▶ [The data]:
■ ■ ■ ■

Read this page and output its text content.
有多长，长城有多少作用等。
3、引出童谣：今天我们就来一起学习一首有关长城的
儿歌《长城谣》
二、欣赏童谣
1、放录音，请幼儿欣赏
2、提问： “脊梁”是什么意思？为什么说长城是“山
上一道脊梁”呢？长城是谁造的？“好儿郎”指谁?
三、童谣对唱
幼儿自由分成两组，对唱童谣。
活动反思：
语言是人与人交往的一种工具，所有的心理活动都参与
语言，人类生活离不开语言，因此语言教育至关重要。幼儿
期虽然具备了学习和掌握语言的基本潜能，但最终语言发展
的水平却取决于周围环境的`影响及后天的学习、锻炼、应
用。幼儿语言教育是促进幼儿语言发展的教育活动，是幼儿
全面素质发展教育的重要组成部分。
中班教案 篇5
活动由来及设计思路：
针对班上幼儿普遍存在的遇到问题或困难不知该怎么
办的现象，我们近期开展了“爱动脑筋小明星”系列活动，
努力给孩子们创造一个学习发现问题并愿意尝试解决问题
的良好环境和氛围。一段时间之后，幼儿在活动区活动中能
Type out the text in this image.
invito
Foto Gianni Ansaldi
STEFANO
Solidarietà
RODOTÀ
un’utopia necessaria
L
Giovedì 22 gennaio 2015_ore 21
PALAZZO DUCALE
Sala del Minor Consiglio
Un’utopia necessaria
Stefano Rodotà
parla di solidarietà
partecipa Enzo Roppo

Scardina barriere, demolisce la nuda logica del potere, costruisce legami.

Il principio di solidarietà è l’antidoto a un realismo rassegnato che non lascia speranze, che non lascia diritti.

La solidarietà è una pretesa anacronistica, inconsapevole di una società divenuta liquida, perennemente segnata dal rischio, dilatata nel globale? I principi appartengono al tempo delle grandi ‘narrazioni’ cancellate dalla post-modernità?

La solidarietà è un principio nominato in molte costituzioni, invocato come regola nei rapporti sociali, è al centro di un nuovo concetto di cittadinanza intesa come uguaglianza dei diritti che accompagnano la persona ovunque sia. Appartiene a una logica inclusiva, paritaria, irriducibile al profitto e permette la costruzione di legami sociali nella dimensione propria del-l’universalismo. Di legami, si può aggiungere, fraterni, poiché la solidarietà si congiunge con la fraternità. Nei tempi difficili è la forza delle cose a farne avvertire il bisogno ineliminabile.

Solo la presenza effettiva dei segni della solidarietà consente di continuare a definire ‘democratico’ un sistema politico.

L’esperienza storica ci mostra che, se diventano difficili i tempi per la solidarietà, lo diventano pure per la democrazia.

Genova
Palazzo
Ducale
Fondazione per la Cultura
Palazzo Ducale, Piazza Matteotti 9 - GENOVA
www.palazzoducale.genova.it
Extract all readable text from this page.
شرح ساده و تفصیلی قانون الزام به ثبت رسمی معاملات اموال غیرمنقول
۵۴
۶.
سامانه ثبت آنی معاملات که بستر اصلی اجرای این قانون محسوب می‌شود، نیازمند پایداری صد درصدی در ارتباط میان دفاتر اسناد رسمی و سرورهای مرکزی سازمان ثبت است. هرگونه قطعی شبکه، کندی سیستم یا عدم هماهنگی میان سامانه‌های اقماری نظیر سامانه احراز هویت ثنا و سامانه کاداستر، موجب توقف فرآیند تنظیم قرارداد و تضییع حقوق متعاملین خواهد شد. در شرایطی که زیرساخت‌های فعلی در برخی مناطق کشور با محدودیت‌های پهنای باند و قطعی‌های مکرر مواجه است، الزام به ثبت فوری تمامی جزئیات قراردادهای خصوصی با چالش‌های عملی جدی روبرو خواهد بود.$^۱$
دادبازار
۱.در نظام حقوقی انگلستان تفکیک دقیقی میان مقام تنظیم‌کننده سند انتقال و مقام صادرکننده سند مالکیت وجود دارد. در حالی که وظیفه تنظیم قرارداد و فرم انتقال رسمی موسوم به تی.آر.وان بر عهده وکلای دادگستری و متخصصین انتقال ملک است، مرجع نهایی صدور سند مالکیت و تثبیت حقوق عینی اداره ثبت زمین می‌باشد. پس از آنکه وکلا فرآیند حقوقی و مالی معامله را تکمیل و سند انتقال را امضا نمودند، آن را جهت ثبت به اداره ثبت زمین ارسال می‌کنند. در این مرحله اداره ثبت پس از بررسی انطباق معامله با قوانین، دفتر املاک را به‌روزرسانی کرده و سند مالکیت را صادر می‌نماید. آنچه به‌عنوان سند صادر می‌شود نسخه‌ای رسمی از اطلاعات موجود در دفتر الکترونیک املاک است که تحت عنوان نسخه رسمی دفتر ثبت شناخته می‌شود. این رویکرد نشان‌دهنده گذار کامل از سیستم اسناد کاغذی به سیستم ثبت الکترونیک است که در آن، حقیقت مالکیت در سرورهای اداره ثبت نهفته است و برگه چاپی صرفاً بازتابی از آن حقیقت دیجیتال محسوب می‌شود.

■ ■ ■ ■

▶ [What the exercise asks]:
Would you write down every record again, exactly?

▶ [Solved exercise]:
Read this page and output its text content.
有多长，长城有多少作用等。
3、引出童谣：今天我们就来一起学习一首有关长城的
儿歌《长城谣》
二、欣赏童谣
1、放录音，请幼儿欣赏
2、提问： “脊梁”是什么意思？为什么说长城是“山
上一道脊梁”呢？长城是谁造的？“好儿郎”指谁?
三、童谣对唱
幼儿自由分成两组，对唱童谣。
活动反思：
语言是人与人交往的一种工具，所有的心理活动都参与
语言，人类生活离不开语言，因此语言教育至关重要。幼儿
期虽然具备了学习和掌握语言的基本潜能，但最终语言发展
的水平却取决于周围环境的`影响及后天的学习、锻炼、应
用。幼儿语言教育是促进幼儿语言发展的教育活动，是幼儿
全面素质发展教育的重要组成部分。
中班教案 篇5
活动由来及设计思路：
针对班上幼儿普遍存在的遇到问题或困难不知该怎么
办的现象，我们近期开展了“爱动脑筋小明星”系列活动，
努力给孩子们创造一个学习发现问题并愿意尝试解决问题
的良好环境和氛围。一段时间之后，幼儿在活动区活动中能
Type out the text in this image.
invito
Foto Gianni Ansaldi
STEFANO
Solidarietà
RODOTÀ
un’utopia necessaria
L
Giovedì 22 gennaio 2015_ore 21
PALAZZO DUCALE
Sala del Minor Consiglio
Un’utopia necessaria
Stefano Rodotà
parla di solidarietà
partecipa Enzo Roppo

Scardina barriere, demolisce la nuda logica del potere, costruisce legami.

Il principio di solidarietà è l’antidoto a un realismo rassegnato che non lascia speranze, che non lascia diritti.

La solidarietà è una pretesa anacronistica, inconsapevole di una società divenuta liquida, perennemente segnata dal rischio, dilatata nel globale? I principi appartengono al tempo delle grandi ‘narrazioni’ cancellate dalla post-modernità?

La solidarietà è un principio nominato in molte costituzioni, invocato come regola nei rapporti sociali, è al centro di un nuovo concetto di cittadinanza intesa come uguaglianza dei diritti che accompagnano la persona ovunque sia. Appartiene a una logica inclusiva, paritaria, irriducibile al profitto e permette la costruzione di legami sociali nella dimensione propria del-l’universalismo. Di legami, si può aggiungere, fraterni, poiché la solidarietà si congiunge con la fraternità. Nei tempi difficili è la forza delle cose a farne avvertire il bisogno ineliminabile.

Solo la presenza effettiva dei segni della solidarietà consente di continuare a definire ‘democratico’ un sistema politico.

L’esperienza storica ci mostra che, se diventano difficili i tempi per la solidarietà, lo diventano pure per la democrazia.

Genova
Palazzo
Ducale
Fondazione per la Cultura
Palazzo Ducale, Piazza Matteotti 9 - GENOVA
www.palazzoducale.genova.it
Extract all readable text from this page.
شرح ساده و تفصیلی قانون الزام به ثبت رسمی معاملات اموال غیرمنقول
۵۴
۶.
سامانه ثبت آنی معاملات که بستر اصلی اجرای این قانون محسوب می‌شود، نیازمند پایداری صد درصدی در ارتباط میان دفاتر اسناد رسمی و سرورهای مرکزی سازمان ثبت است. هرگونه قطعی شبکه، کندی سیستم یا عدم هماهنگی میان سامانه‌های اقماری نظیر سامانه احراز هویت ثنا و سامانه کاداستر، موجب توقف فرآیند تنظیم قرارداد و تضییع حقوق متعاملین خواهد شد. در شرایطی که زیرساخت‌های فعلی در برخی مناطق کشور با محدودیت‌های پهنای باند و قطعی‌های مکرر مواجه است، الزام به ثبت فوری تمامی جزئیات قراردادهای خصوصی با چالش‌های عملی جدی روبرو خواهد بود.$^۱$
دادبازار
۱.در نظام حقوقی انگلستان تفکیک دقیقی میان مقام تنظیم‌کننده سند انتقال و مقام صادرکننده سند مالکیت وجود دارد. در حالی که وظیفه تنظیم قرارداد و فرم انتقال رسمی موسوم به تی.آر.وان بر عهده وکلای دادگستری و متخصصین انتقال ملک است، مرجع نهایی صدور سند مالکیت و تثبیت حقوق عینی اداره ثبت زمین می‌باشد. پس از آنکه وکلا فرآیند حقوقی و مالی معامله را تکمیل و سند انتقال را امضا نمودند، آن را جهت ثبت به اداره ثبت زمین ارسال می‌کنند. در این مرحله اداره ثبت پس از بررسی انطباق معامله با قوانین، دفتر املاک را به‌روزرسانی کرده و سند مالکیت را صادر می‌نماید. آنچه به‌عنوان سند صادر می‌شود نسخه‌ای رسمی از اطلاعات موجود در دفتر الکترونیک املاک است که تحت عنوان نسخه رسمی دفتر ثبت شناخته می‌شود. این رویکرد نشان‌دهنده گذار کامل از سیستم اسناد کاغذی به سیستم ثبت الکترونیک است که در آن، حقیقت مالکیت در سرورهای اداره ثبت نهفته است و برگه چاپی صرفاً بازتابی از آن حقیقت دیجیتال محسوب می‌شود.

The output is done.